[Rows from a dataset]
======
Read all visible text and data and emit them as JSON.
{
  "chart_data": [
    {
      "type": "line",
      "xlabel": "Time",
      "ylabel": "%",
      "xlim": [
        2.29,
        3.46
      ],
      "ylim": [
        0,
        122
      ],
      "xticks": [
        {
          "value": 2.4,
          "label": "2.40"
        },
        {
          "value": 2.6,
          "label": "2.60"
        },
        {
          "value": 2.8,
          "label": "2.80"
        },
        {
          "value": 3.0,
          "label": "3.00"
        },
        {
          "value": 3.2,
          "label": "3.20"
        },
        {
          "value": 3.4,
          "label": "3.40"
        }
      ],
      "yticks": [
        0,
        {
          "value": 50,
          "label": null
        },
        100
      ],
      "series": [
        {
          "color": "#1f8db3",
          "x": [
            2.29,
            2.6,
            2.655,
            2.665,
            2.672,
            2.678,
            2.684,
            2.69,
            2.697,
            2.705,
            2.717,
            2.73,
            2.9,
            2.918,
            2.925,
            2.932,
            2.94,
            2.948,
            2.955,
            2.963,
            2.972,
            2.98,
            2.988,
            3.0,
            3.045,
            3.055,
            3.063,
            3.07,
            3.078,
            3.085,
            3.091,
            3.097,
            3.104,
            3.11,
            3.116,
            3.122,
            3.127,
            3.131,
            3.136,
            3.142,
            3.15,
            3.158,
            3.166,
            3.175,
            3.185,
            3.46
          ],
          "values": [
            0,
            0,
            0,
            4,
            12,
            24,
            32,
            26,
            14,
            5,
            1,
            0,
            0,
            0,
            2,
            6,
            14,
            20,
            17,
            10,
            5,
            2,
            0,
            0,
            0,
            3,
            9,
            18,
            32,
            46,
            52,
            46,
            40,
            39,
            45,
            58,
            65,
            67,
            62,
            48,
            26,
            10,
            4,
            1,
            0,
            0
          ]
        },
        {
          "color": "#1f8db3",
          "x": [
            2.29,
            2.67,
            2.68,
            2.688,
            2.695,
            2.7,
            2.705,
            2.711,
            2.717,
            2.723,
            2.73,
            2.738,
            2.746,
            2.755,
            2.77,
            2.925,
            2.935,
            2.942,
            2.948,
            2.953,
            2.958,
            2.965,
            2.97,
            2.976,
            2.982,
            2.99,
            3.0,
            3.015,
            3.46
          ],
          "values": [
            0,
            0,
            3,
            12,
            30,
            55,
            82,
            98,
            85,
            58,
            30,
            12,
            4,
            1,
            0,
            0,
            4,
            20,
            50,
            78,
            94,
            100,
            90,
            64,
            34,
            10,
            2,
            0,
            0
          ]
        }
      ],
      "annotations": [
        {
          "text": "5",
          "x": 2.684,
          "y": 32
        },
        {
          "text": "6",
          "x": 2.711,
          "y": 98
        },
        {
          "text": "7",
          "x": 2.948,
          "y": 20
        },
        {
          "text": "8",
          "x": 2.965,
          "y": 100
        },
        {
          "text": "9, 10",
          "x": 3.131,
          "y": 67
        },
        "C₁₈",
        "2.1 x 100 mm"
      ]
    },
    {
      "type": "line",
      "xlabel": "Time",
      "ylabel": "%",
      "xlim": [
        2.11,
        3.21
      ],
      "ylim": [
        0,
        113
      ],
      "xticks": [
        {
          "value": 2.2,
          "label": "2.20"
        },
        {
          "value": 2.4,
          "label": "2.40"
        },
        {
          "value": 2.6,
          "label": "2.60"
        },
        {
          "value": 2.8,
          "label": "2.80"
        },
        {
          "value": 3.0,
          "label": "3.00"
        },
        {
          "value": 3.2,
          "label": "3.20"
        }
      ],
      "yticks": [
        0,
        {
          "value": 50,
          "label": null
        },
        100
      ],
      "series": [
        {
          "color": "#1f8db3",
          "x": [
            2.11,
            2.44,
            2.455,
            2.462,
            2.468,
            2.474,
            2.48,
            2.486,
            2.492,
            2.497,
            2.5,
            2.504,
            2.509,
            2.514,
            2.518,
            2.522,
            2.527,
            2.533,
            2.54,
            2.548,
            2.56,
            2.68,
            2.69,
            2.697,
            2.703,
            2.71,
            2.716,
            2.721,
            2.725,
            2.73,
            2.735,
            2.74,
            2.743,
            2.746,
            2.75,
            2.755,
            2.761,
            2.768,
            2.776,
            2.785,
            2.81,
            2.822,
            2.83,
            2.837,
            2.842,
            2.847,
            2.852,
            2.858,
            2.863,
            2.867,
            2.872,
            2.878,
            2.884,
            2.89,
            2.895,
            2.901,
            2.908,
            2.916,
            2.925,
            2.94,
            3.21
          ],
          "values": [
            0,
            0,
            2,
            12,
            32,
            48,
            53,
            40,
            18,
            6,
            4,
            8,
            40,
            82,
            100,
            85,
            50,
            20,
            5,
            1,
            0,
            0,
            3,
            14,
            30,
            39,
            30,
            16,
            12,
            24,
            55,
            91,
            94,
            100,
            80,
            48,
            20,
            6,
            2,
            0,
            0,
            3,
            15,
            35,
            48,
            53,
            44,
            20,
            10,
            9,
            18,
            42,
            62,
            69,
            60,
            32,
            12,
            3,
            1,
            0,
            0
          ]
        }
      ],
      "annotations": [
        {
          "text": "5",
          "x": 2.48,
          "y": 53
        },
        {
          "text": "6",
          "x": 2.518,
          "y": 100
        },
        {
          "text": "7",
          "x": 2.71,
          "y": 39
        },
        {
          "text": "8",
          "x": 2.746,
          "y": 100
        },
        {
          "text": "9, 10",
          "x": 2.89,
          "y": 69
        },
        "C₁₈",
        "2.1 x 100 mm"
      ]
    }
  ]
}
======
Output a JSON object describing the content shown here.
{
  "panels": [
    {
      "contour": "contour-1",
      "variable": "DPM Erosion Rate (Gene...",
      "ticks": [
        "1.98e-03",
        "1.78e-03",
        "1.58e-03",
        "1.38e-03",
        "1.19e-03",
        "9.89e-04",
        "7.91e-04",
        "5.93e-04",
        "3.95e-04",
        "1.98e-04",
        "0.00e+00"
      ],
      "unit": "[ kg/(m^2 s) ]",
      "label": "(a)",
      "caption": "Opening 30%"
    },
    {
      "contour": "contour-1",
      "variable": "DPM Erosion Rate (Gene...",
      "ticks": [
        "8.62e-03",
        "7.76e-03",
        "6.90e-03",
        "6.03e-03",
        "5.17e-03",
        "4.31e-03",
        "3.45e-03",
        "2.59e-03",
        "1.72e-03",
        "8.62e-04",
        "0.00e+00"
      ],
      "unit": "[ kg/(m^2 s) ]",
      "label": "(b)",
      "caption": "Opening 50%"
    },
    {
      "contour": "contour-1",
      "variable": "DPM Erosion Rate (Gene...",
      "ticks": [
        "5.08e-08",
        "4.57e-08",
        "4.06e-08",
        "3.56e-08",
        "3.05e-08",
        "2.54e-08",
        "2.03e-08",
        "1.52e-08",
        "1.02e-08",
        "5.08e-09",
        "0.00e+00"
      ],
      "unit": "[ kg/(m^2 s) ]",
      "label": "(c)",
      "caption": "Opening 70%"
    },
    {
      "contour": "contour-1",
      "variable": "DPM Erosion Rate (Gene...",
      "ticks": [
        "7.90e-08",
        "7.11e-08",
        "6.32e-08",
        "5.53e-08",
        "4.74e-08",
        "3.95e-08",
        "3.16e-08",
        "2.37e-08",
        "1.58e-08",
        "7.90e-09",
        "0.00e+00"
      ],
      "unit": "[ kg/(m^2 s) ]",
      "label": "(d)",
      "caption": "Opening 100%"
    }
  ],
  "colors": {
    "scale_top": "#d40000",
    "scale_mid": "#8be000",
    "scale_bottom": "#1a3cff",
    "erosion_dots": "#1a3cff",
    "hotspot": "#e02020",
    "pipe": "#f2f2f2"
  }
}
======
**Goal**
Locate the lines above that hold the word "caption". Show every one of them.

**Written response**
      "caption": "Opening 30%"
      "caption": "Opening 50%"
      "caption": "Opening 70%"
      "caption": "Opening 100%"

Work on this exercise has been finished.